>> START
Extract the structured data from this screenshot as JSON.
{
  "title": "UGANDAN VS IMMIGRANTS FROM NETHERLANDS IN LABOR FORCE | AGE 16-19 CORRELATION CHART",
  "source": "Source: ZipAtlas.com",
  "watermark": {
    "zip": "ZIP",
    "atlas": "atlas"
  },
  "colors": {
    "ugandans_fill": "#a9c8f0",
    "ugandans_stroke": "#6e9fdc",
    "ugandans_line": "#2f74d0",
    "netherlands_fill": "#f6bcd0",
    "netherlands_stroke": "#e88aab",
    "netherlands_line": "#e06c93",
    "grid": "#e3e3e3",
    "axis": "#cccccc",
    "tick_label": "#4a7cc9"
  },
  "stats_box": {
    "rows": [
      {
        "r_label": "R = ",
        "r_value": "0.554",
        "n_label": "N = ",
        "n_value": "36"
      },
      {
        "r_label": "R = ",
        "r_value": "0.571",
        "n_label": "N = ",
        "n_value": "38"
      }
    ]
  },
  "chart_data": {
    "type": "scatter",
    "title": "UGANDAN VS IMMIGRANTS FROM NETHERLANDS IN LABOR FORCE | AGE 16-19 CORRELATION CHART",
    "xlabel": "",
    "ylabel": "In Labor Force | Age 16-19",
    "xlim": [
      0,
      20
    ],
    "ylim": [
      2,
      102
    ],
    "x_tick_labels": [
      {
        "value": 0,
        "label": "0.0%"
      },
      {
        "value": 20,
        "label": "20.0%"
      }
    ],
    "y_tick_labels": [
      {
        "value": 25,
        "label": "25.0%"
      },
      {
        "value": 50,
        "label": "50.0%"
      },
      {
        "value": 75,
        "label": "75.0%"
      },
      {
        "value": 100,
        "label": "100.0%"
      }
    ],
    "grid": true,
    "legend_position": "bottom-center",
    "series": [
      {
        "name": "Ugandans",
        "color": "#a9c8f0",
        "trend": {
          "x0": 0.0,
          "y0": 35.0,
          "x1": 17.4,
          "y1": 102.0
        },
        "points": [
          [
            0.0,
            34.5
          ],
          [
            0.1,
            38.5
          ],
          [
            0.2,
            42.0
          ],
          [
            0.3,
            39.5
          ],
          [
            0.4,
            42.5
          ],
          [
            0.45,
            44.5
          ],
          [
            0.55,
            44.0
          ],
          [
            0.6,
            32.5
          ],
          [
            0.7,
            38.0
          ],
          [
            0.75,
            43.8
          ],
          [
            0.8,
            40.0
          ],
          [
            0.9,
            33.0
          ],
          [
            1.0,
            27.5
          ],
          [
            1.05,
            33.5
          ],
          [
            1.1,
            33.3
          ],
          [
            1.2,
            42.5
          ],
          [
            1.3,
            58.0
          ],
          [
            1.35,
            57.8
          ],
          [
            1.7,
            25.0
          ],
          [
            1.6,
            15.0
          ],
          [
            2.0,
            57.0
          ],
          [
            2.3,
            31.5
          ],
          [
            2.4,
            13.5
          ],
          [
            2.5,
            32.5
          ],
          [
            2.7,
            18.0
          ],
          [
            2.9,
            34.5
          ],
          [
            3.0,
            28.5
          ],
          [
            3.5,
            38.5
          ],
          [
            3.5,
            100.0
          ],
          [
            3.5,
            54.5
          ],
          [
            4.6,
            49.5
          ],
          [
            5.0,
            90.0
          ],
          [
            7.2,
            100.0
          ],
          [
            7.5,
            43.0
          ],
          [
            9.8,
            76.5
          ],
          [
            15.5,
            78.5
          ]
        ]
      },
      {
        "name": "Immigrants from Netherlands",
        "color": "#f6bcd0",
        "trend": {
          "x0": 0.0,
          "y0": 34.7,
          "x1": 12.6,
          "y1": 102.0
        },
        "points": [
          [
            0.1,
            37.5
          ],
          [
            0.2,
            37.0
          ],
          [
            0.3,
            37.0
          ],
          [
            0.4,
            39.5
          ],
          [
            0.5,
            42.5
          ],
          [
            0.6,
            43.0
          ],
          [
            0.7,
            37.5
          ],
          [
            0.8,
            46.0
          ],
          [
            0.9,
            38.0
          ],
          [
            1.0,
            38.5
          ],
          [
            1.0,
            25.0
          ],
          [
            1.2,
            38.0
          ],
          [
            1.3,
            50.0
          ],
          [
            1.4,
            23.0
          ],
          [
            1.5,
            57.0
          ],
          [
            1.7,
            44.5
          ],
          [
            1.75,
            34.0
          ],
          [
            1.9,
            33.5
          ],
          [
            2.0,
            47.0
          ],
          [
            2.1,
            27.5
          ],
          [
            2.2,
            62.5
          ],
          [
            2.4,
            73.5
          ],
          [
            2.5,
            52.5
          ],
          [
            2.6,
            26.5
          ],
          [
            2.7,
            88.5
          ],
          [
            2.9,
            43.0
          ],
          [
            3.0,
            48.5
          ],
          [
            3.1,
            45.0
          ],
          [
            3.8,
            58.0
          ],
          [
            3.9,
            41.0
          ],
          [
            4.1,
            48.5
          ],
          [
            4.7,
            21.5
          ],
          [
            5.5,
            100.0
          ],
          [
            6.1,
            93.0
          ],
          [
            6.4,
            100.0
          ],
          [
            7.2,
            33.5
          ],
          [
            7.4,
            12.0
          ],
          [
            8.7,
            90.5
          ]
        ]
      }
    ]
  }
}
>> END
Problem description: In the material above, show every line where the word "name" turns up.

Complete response:
        "name": "Ugandans",
        "name": "Immigrants from Netherlands",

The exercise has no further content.